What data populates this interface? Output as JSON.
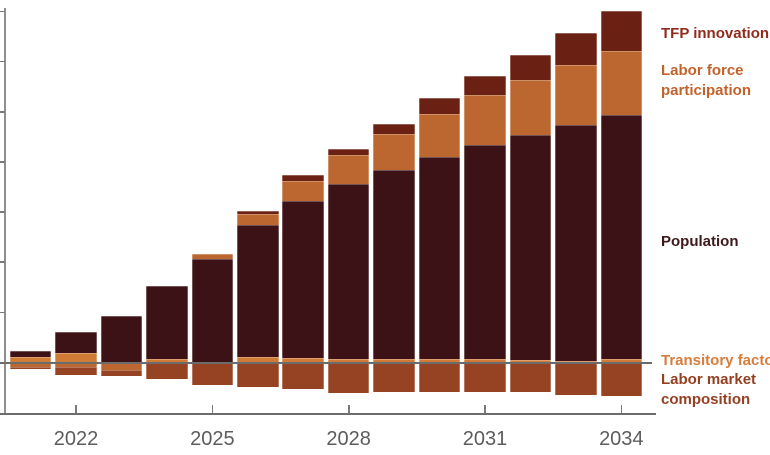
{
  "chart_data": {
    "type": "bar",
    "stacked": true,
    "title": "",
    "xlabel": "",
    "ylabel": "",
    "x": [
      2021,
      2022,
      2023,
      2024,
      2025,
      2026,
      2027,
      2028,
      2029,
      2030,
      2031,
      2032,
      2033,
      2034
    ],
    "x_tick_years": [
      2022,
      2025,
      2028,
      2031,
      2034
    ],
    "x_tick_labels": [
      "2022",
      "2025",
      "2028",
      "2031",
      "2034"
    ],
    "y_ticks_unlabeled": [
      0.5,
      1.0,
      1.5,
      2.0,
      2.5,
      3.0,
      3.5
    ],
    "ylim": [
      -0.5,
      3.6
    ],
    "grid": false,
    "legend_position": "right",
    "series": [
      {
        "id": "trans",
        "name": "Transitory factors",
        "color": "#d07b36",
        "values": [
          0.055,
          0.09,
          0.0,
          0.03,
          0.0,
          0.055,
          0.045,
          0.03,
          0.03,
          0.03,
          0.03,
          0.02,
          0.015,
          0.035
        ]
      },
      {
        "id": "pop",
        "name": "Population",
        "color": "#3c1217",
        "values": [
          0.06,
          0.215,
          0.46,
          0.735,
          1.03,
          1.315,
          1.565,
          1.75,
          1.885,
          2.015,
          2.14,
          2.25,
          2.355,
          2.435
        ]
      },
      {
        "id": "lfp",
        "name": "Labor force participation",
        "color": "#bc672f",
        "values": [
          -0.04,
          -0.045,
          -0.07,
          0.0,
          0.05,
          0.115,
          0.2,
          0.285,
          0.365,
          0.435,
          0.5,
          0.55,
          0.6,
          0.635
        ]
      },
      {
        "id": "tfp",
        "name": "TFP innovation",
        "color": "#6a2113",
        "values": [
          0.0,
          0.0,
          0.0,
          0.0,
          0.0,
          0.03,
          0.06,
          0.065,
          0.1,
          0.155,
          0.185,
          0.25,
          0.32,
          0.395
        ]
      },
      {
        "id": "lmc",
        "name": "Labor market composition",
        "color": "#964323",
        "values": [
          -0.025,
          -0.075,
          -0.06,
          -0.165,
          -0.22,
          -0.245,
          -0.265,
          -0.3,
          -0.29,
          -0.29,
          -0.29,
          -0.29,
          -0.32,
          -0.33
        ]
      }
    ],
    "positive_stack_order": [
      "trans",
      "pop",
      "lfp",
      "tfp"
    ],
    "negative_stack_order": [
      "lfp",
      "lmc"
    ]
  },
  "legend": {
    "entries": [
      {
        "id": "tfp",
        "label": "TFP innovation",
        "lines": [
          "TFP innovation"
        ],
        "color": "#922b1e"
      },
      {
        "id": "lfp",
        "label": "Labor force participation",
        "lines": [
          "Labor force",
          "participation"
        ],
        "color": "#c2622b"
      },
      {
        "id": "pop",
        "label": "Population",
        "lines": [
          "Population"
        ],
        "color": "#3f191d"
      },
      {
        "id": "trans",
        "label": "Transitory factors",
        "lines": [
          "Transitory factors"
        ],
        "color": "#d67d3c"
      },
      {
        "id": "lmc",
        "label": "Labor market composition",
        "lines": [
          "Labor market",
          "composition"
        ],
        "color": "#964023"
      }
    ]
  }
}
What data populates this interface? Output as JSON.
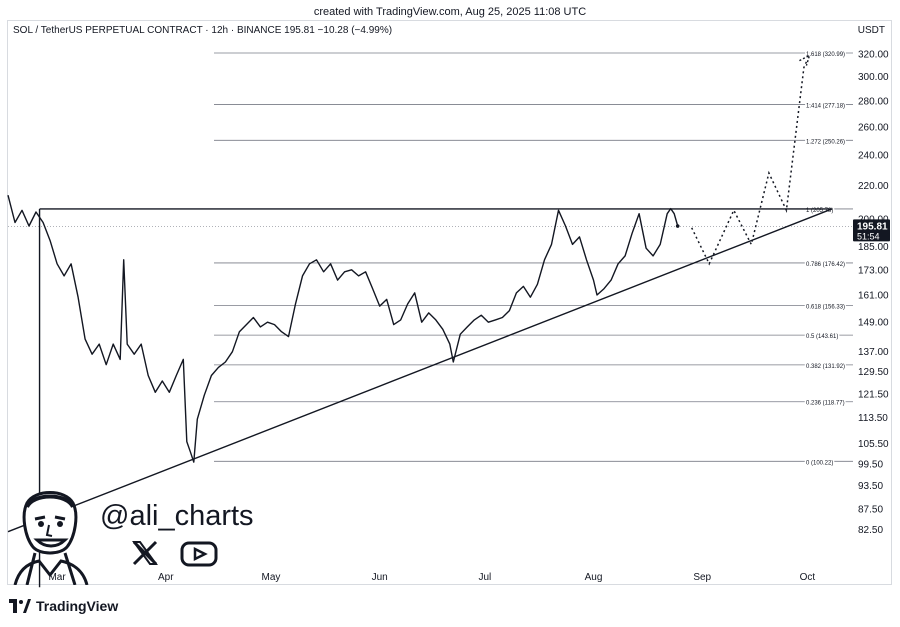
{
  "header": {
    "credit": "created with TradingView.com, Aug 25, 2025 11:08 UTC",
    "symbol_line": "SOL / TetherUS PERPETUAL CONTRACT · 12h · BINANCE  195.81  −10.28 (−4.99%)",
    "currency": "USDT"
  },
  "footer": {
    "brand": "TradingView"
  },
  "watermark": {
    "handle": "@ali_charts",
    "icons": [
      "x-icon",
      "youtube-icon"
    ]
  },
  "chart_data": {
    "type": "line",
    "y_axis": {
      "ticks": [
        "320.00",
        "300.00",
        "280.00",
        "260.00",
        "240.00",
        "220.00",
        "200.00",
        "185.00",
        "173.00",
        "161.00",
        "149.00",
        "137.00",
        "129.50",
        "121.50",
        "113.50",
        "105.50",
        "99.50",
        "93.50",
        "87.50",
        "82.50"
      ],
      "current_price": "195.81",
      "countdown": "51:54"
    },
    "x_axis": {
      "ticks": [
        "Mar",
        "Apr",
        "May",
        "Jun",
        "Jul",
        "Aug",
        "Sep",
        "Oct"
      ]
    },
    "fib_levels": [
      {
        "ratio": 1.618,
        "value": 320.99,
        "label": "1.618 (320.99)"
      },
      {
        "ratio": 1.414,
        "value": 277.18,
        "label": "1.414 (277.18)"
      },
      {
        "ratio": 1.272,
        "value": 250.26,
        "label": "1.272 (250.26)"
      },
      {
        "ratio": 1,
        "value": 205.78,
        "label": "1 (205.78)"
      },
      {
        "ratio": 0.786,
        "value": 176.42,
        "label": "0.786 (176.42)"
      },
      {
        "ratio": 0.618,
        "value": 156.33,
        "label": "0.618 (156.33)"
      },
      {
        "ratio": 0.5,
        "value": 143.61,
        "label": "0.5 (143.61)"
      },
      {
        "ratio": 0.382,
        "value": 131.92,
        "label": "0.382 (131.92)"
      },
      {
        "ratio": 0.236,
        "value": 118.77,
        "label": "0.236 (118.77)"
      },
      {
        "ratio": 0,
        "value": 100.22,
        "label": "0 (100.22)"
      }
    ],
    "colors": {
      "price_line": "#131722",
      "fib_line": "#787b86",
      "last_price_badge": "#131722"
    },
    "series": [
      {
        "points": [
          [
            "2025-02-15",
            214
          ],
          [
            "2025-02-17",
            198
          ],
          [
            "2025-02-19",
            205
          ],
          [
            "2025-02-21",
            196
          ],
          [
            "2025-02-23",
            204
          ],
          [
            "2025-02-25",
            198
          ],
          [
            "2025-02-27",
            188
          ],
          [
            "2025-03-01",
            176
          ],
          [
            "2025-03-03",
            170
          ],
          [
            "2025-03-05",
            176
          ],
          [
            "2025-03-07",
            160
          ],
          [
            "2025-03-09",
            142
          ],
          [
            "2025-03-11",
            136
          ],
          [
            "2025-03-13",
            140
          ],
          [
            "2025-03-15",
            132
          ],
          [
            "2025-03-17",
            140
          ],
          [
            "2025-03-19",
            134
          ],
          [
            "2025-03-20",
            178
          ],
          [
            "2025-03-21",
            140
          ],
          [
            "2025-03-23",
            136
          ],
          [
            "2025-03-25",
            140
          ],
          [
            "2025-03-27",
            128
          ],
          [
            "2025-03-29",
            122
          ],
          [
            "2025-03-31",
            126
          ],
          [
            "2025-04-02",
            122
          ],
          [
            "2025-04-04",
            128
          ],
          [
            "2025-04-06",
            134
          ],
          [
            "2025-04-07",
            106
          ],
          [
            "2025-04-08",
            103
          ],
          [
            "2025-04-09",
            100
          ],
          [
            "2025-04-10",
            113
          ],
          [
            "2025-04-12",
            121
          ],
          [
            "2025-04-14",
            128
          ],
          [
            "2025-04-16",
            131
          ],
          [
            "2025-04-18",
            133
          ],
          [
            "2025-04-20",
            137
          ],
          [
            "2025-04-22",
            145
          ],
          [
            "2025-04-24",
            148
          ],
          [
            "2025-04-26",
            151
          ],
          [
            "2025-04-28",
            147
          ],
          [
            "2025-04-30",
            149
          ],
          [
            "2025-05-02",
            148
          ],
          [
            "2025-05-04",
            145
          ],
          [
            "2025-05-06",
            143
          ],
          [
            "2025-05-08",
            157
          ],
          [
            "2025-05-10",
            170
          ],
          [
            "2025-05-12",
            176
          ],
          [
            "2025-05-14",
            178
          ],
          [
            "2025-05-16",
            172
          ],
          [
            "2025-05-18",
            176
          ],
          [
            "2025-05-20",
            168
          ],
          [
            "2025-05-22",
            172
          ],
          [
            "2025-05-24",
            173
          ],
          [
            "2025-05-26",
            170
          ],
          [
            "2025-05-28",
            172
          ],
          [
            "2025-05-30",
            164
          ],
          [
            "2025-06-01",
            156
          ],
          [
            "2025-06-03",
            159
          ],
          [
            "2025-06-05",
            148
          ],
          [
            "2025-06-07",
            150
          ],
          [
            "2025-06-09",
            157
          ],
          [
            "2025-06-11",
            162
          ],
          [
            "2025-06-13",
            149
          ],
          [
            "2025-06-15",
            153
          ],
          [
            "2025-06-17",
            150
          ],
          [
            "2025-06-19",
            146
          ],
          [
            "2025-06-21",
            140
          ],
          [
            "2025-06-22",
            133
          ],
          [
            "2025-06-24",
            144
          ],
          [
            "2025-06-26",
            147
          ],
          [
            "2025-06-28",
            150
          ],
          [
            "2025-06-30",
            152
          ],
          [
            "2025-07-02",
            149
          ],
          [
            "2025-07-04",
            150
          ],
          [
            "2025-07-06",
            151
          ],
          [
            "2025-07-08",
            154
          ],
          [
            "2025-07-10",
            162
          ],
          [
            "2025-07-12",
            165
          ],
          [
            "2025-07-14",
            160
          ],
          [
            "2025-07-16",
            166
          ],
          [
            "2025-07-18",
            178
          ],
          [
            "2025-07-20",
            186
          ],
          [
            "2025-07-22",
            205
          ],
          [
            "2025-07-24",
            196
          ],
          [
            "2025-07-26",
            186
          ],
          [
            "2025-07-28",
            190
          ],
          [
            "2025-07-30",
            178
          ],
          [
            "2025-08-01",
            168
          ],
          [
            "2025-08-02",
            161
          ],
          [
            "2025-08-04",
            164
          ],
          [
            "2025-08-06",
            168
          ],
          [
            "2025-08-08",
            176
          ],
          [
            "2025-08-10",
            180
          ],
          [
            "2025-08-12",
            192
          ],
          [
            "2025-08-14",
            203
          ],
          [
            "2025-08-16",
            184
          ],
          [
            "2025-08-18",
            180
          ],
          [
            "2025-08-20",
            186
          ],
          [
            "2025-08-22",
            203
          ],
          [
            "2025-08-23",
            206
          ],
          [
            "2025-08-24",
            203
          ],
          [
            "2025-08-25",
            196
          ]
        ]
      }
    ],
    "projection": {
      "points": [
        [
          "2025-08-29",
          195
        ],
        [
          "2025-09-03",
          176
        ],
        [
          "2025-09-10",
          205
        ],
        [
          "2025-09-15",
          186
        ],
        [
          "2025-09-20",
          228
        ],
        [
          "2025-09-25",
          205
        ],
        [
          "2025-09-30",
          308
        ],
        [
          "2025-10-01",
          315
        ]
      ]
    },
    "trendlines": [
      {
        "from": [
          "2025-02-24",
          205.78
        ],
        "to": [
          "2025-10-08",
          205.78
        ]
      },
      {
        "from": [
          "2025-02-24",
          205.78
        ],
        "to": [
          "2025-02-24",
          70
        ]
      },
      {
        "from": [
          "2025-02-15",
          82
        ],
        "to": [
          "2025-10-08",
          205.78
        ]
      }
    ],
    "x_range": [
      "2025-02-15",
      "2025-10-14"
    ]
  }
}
● ● ● ● ● ● ●
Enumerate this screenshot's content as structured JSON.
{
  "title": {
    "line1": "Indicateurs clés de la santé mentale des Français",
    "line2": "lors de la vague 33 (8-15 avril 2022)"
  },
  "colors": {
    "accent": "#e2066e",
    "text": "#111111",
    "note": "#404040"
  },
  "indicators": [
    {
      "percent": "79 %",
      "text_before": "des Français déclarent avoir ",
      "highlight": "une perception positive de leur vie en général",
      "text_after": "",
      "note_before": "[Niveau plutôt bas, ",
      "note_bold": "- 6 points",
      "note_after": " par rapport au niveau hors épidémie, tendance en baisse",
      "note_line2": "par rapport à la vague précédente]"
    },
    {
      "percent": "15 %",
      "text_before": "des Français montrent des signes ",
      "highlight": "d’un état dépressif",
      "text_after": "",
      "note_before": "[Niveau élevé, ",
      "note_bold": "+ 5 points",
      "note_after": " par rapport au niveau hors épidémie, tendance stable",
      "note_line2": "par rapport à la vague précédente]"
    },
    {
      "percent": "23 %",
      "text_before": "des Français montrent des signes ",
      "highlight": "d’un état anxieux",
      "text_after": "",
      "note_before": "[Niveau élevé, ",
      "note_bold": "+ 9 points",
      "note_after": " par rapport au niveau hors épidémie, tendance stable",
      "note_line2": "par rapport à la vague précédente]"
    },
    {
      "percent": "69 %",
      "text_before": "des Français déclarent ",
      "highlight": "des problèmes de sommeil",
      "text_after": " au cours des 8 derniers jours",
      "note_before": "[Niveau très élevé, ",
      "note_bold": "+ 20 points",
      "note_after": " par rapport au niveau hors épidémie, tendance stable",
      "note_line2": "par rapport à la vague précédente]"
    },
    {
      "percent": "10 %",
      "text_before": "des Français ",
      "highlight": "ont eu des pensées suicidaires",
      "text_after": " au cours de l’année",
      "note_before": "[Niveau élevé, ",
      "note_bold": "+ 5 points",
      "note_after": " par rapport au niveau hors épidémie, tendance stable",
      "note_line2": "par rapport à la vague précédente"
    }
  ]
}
● ● ● ● ● ● ●
** EXERCISE **
Only a number is needed: how many lines of the material above contain "TradingView"?

** FINAL RESULT **
2